## Source document:
***

More than 150,000 people visit the Science News website each week, and tracking that traffic lets us know which news stories and blog posts catch readers’ attention. The favorites sometimes mirror editors’ picks in our Top 25 list, but there are always a few surprises.
Top magazine news stories
1. Health risks of e-cigarettes emerge (#7 in Top 25)
While vaping is less detrimental to your health than smoking, it comes with the risk of inhaling toxic chemicals and promoting antibiotic-resistant bacterial infections (SN: 6/28/14, p. 9).
2. Earliest pants worn by horse riders
Two pairs of ancient wool trousers, roughly 3,000 years old, protected the legs of Asian nomads while they straddled horses during long journeys and mounted warfare (SN: 6/28/14, p. 16).
3. Forecast: Cloudy, 100% chance of ash
A simulated eruption of the big volcano under Yellowstone National Park in Wyoming predicts a pileup of ash across the country. Depths range from a couple of millimeters in New York and Atlanta to more than a meter in nearby states (SN: 10/4/14, p. 32).
4. A tale of touching tubes
A decades-old math puzzle about how to arrange seven cylinders so each touches all the others finally receives a satisfying solution (SN: 5/3/14, p. 15).
5. Artificial sweeteners may tip scales toward diabetes (#9 in Top 25)
Saccharin comes under scrutiny in a study that shows how the sugar substitute can disrupt the gut’s microbial communities, potentially kicking off problems with the body’s metabolism (SN: 10/18/14, p. 6).
Top blog posts
Some science never dies
Occasionally, an article will have long-lasting appeal. Here are a few of this year’s most-viewed stories that weren’t written in 2014.
A prayer for Archimedes (2007)
A newly uncovered text by the Greek mathematician reveals the early development of calculus.
The anorexic brain (2013)

***

## Task 1:
From the Science News roundup, extract the passage starting at "More than 150,000" and ending at "a few surprises.".
## Task 2:
Translate this sentence from the Science News roundup into Spanish: "A newly uncovered text by the Greek mathematician reveals the early development of calculus."
## Task 3:
Answer these questions using the Science News roundup.
(a) How many people visit the Science News website each week?
(b) Roughly how old are the two pairs of ancient wool trousers?
(c) How many cylinders does the math puzzle arrange so that each touches all the others?

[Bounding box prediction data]
***

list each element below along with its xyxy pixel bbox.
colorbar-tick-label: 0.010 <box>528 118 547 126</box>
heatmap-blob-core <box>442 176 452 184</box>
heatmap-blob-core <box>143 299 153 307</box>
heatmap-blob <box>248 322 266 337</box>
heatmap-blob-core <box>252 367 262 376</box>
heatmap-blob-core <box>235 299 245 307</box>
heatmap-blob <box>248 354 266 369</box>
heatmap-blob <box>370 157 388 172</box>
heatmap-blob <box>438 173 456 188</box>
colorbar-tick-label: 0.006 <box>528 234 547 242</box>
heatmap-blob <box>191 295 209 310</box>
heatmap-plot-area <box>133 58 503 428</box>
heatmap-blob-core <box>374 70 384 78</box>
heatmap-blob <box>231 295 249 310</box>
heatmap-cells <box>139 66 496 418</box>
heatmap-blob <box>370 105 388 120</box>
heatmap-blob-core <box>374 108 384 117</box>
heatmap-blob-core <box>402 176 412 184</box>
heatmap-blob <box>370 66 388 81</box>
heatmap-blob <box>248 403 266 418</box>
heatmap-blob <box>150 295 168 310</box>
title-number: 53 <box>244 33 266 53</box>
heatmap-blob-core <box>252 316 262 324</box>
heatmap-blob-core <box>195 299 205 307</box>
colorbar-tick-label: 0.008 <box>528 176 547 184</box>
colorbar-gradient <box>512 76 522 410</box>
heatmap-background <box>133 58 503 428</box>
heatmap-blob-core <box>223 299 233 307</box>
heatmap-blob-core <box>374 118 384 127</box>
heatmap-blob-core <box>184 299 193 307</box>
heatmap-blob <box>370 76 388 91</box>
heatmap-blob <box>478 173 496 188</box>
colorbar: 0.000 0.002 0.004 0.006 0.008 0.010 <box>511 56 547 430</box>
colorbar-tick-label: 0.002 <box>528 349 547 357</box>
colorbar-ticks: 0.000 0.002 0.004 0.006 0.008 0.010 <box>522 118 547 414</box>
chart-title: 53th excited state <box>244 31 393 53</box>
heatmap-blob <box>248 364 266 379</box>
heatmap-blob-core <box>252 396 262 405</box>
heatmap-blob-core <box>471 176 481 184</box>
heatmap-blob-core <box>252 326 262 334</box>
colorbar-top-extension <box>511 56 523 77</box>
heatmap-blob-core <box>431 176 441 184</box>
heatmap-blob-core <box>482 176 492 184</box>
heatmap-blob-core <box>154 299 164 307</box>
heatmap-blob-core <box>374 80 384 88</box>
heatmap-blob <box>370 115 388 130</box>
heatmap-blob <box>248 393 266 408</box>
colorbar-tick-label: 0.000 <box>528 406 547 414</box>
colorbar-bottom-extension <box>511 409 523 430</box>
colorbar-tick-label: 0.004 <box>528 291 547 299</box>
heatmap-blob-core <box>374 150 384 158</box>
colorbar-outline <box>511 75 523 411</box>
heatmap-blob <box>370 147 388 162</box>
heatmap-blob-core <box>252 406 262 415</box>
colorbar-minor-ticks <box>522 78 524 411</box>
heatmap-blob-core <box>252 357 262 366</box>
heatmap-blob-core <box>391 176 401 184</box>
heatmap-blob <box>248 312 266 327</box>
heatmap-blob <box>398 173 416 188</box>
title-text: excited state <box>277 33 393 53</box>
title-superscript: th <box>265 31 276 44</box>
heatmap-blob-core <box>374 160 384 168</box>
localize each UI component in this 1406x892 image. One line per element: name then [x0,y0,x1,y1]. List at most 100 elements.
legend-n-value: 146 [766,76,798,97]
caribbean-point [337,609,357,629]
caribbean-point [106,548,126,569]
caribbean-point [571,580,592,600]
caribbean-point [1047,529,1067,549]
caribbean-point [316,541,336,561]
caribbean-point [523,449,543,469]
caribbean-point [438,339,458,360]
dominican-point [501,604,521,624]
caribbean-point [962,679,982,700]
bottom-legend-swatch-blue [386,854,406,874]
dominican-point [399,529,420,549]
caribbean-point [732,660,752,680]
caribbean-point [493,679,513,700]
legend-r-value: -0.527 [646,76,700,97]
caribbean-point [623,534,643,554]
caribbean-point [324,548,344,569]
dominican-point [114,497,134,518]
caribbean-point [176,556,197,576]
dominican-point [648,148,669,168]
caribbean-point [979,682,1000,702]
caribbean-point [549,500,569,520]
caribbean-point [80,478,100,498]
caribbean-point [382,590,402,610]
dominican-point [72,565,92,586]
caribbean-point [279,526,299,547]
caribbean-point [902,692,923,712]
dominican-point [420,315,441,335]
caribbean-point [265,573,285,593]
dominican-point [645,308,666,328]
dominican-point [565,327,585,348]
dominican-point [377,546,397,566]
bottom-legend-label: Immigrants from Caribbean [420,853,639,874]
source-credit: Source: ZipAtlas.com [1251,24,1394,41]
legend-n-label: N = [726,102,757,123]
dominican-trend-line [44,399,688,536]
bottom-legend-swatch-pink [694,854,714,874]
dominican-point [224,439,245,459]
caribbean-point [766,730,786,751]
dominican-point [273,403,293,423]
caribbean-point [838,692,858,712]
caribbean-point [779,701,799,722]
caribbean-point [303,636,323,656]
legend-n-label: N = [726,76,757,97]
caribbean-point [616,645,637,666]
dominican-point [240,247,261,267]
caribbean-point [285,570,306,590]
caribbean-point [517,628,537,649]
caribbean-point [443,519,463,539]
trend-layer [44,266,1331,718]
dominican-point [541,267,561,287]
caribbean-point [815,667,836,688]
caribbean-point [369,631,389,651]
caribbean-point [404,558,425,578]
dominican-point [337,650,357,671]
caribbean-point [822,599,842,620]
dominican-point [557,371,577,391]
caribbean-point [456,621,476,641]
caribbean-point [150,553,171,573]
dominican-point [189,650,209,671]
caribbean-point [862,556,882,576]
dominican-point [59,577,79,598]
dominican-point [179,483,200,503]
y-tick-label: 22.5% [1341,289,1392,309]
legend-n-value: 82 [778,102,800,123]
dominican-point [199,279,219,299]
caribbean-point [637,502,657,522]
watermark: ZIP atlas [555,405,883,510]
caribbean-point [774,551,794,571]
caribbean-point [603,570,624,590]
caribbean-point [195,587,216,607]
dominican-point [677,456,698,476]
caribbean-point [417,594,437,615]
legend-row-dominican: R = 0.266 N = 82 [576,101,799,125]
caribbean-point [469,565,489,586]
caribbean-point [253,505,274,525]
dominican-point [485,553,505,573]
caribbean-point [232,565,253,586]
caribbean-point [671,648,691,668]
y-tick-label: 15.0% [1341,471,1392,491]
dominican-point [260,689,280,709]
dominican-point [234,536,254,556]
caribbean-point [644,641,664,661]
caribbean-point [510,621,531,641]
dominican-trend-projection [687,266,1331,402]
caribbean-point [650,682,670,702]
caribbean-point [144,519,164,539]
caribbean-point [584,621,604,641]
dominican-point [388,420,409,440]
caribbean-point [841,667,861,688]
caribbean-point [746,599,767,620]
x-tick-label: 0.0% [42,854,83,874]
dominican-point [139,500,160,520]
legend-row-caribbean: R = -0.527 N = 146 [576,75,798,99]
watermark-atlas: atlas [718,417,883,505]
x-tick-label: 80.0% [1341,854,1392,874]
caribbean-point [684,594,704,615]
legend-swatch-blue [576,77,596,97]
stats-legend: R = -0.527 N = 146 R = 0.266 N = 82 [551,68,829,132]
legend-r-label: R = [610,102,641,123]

***

## Exercise output 1:
More than 150,000 people visit the Science News website each week, and tracking that traffic lets us know which news stories and blog posts catch readers’ attention. The favorites sometimes mirror editors’ picks in our Top 25 list, but there are always a few surprises.

## Exercise output 2:
Un texto recién descubierto del matemático griego revela el desarrollo temprano del cálculo.

## Exercise output 3:
(a) More than 150,000
(b) Roughly 3,000 years old
(c) Seven